**Instructions for the task**
Extract all lines in the data that contain the word "pogorszenia".

--- BEGIN Raw data ---

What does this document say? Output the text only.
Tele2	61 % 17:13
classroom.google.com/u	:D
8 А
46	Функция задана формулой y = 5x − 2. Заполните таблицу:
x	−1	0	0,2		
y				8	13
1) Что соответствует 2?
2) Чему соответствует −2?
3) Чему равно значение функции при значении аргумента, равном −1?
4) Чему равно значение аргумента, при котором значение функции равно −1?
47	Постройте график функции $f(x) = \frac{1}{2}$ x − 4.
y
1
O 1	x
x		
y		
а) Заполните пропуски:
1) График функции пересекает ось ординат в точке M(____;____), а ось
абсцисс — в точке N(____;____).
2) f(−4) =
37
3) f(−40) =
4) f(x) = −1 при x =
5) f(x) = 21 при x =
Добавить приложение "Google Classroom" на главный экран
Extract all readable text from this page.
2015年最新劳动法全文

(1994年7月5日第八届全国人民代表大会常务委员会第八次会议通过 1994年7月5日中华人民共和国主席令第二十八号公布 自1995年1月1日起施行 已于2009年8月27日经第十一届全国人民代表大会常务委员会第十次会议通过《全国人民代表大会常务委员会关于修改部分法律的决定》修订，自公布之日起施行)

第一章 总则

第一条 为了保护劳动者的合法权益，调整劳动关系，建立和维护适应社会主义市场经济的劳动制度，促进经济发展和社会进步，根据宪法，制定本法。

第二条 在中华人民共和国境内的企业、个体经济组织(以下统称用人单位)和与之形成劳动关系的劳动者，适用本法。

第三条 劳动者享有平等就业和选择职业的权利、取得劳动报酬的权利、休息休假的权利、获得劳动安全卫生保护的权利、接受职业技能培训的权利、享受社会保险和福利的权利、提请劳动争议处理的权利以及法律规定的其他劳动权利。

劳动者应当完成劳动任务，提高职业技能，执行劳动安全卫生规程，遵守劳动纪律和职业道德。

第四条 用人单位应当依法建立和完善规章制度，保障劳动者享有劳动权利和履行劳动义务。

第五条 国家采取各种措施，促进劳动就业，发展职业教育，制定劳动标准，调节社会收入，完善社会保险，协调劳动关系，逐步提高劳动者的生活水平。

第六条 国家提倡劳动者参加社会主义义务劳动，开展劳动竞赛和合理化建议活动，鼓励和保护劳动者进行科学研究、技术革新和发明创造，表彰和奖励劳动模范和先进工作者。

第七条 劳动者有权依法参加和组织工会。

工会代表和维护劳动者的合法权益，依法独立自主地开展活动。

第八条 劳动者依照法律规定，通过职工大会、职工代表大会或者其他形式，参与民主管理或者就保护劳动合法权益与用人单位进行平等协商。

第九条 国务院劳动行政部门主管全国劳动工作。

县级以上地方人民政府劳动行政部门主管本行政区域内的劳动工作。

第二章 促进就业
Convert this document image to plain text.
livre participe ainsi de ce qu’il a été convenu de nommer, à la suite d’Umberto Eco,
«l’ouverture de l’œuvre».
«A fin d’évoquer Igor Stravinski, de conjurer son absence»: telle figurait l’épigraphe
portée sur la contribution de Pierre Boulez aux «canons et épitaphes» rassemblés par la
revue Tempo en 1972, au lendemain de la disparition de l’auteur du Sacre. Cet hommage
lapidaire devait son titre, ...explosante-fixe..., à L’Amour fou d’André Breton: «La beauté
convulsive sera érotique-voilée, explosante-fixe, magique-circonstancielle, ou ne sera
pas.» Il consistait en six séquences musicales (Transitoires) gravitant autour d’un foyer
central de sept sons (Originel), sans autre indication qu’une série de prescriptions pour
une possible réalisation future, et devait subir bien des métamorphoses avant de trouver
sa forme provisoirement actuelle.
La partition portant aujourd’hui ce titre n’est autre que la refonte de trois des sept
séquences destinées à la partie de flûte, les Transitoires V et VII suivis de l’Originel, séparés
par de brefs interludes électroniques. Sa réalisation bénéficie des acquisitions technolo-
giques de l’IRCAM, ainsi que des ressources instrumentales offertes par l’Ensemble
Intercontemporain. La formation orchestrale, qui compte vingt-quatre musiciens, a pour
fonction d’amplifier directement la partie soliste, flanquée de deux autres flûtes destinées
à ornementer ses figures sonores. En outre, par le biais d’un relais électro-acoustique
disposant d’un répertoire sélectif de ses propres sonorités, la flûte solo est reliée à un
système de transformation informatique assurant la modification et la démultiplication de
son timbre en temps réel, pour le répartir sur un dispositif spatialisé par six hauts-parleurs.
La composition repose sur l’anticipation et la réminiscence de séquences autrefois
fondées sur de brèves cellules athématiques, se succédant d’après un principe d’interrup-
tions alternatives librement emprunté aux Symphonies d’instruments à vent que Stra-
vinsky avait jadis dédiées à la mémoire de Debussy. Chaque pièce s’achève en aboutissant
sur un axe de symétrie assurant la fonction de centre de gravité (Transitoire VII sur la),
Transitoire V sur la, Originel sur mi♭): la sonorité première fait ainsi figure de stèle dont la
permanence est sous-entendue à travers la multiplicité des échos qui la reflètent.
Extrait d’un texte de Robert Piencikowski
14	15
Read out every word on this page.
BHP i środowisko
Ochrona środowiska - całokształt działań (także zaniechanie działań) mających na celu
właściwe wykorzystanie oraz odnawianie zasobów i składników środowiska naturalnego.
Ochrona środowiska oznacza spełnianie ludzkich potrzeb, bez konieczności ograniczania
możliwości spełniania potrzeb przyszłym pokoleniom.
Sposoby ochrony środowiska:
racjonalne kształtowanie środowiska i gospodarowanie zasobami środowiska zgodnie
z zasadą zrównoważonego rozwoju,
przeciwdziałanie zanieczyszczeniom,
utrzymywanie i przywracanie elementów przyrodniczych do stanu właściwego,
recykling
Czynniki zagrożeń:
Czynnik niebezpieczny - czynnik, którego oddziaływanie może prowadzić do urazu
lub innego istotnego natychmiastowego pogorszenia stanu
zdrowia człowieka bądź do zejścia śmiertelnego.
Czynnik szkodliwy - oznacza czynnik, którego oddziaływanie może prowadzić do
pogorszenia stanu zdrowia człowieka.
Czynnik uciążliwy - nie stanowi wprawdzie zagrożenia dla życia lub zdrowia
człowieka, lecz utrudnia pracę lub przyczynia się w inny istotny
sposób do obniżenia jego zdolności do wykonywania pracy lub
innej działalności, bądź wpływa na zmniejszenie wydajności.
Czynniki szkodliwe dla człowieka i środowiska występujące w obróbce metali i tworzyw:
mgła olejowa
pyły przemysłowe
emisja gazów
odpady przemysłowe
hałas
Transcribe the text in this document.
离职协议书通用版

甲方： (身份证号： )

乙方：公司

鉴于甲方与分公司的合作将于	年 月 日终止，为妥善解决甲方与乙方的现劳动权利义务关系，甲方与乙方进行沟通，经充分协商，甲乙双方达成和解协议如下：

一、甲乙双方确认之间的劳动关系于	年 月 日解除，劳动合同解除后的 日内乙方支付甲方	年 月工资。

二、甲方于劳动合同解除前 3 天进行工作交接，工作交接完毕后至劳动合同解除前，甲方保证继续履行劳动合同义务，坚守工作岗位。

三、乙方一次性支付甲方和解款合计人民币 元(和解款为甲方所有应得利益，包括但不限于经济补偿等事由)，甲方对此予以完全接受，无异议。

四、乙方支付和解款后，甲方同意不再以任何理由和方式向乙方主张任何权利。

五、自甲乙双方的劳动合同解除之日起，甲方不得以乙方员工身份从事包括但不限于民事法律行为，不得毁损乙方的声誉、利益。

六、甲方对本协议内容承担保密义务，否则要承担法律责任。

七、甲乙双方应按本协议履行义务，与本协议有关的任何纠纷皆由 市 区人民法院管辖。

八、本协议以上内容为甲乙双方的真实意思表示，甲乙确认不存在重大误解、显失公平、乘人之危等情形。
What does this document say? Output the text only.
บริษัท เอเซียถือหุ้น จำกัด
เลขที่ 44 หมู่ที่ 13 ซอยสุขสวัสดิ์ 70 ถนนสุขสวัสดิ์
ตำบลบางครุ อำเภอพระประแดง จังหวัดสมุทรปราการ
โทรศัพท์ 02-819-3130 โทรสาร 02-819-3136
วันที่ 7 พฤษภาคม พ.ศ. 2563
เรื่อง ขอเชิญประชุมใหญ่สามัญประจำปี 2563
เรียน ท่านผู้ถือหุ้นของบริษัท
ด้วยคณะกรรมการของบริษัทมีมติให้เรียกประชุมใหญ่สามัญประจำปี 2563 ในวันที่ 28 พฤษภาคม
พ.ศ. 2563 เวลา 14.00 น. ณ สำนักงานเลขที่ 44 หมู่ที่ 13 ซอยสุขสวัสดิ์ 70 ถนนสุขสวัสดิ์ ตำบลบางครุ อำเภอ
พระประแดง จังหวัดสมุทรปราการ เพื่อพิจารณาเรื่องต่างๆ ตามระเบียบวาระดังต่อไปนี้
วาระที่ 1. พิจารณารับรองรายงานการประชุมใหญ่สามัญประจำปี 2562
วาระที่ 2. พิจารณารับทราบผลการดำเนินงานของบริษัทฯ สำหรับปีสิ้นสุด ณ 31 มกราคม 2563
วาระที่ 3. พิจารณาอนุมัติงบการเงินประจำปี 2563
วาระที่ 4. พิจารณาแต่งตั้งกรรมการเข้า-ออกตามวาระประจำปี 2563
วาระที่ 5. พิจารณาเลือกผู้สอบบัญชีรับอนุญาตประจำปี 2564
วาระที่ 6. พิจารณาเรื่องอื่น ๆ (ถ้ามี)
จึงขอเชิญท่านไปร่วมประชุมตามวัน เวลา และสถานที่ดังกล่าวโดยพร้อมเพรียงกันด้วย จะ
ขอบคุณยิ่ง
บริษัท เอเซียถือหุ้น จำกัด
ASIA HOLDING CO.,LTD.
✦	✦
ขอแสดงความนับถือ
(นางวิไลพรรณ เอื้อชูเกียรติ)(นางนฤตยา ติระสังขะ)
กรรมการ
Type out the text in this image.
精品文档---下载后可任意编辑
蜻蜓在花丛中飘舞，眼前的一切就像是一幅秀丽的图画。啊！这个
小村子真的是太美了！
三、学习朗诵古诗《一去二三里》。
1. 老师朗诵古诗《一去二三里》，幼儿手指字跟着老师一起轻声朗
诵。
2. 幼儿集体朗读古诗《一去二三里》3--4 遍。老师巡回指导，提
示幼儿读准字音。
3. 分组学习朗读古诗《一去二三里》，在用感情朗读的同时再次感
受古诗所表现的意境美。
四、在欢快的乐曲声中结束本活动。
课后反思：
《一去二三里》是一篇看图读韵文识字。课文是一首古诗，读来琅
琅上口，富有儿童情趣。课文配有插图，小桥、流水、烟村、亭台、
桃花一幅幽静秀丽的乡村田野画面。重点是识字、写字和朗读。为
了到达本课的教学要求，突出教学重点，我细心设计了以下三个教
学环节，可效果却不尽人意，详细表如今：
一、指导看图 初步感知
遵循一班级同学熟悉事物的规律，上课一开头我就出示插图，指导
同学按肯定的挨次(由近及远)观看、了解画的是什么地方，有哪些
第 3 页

--- END Raw data ---

**Final answer**
lub innego istotnego natychmiastowego pogorszenia stanu
pogorszenia stanu zdrowia człowieka.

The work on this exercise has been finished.